**SHORT TASK**:
Lay out the lines of the material as a numbered list with blank lines omitted, starting with the line containing "series-line-y7 xyxy=(85,346,564,526)" and continuing through the line containing "x-tick-label: 36.5 xyxy=(159,534,184,547)". Include only those lines.

**MATERIAL FOR THIS TASK**:
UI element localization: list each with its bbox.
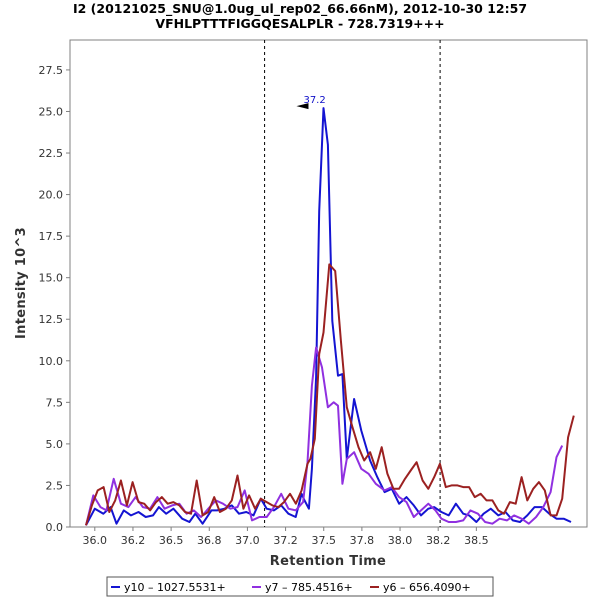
series-line-y7 xyxy=(85,346,564,526)
y-tick-label: 2.5 xyxy=(46,479,64,492)
x-tick-label: 36.8 xyxy=(197,534,222,547)
y-tick-label: 17.5 xyxy=(39,230,64,243)
chart-title: I2 (20121025_SNU@1.0ug_ul_rep02_66.66nM)… xyxy=(73,1,527,17)
x-tick-label: 38.0 xyxy=(388,534,413,547)
y-tick-label: 5.0 xyxy=(46,438,64,451)
y-tick-label: 25.0 xyxy=(39,105,64,118)
x-tick-label: 38.5 xyxy=(464,534,489,547)
legend: y10 – 1027.5531+ y7 – 785.4516+ y6 – 656… xyxy=(106,576,494,597)
series-line-y10 xyxy=(85,107,572,526)
x-tick-label: 36.5 xyxy=(159,534,184,547)
series-line-y6 xyxy=(85,263,575,526)
y-tick-label: 15.0 xyxy=(39,272,64,285)
x-axis: 36.0 36.2 36.5 36.8 37.0 37.2 37.5 37.8 38.0 38.2… xyxy=(83,527,489,547)
legend-box xyxy=(106,576,494,597)
x-tick-label: 36.2 xyxy=(121,534,146,547)
x-axis-title: Retention Time xyxy=(270,554,386,569)
y-axis-title: Intensity 10^3 xyxy=(14,227,29,339)
chart-subtitle: VFHLPTTTFIGGQESALPLR - 728.7319+++ xyxy=(155,16,444,31)
x-tick-label: 37.0 xyxy=(235,534,260,547)
x-tick-label: 37.8 xyxy=(350,534,375,547)
x-tick-label: 38.2 xyxy=(426,534,451,547)
y-tick-label: 20.0 xyxy=(39,189,64,202)
legend-label-y7: y7 – 785.4516+ xyxy=(265,581,353,594)
y-tick-label: 12.5 xyxy=(39,313,64,326)
y-axis: 0.0 2.5 5.0 7.5 10.0 12.5 15.0 17.5 20.0 22.5 25.0… xyxy=(39,64,70,534)
peak-label: 37.2 xyxy=(303,95,325,106)
peak-annotation: 37.2 xyxy=(296,95,326,110)
legend-label-y10: y10 – 1027.5531+ xyxy=(124,581,226,594)
x-tick-label: 36.0 xyxy=(83,534,108,547)
series-layer xyxy=(85,107,575,526)
peak-flag-icon xyxy=(296,103,309,110)
x-tick-label: 37.5 xyxy=(311,534,336,547)
y-tick-label: 22.5 xyxy=(39,147,64,160)
y-tick-label: 0.0 xyxy=(46,521,64,534)
legend-label-y6: y6 – 656.4090+ xyxy=(383,581,471,594)
y-tick-label: 7.5 xyxy=(46,396,64,409)
y-tick-label: 10.0 xyxy=(39,355,64,368)
x-tick-label: 37.2 xyxy=(273,534,298,547)
y-tick-label: 27.5 xyxy=(39,64,64,77)
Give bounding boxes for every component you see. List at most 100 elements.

**OUTPUT BELOW**:
1. series-line-y7 xyxy=(85,346,564,526)
2. y-tick-label: 2.5 xyxy=(46,479,64,492)
3. x-tick-label: 36.8 xyxy=(197,534,222,547)
4. y-tick-label: 17.5 xyxy=(39,230,64,243)
5. chart-title: I2 (20121025_SNU@1.0ug_ul_rep02_66.66nM)… xyxy=(73,1,527,17)
6. x-tick-label: 38.0 xyxy=(388,534,413,547)
7. y-tick-label: 5.0 xyxy=(46,438,64,451)
8. y-tick-label: 25.0 xyxy=(39,105,64,118)
9. x-tick-label: 38.5 xyxy=(464,534,489,547)
10. legend: y10 – 1027.5531+ y7 – 785.4516+ y6 – 656… xyxy=(106,576,494,597)
11. series-line-y10 xyxy=(85,107,572,526)
12. x-tick-label: 36.5 xyxy=(159,534,184,547)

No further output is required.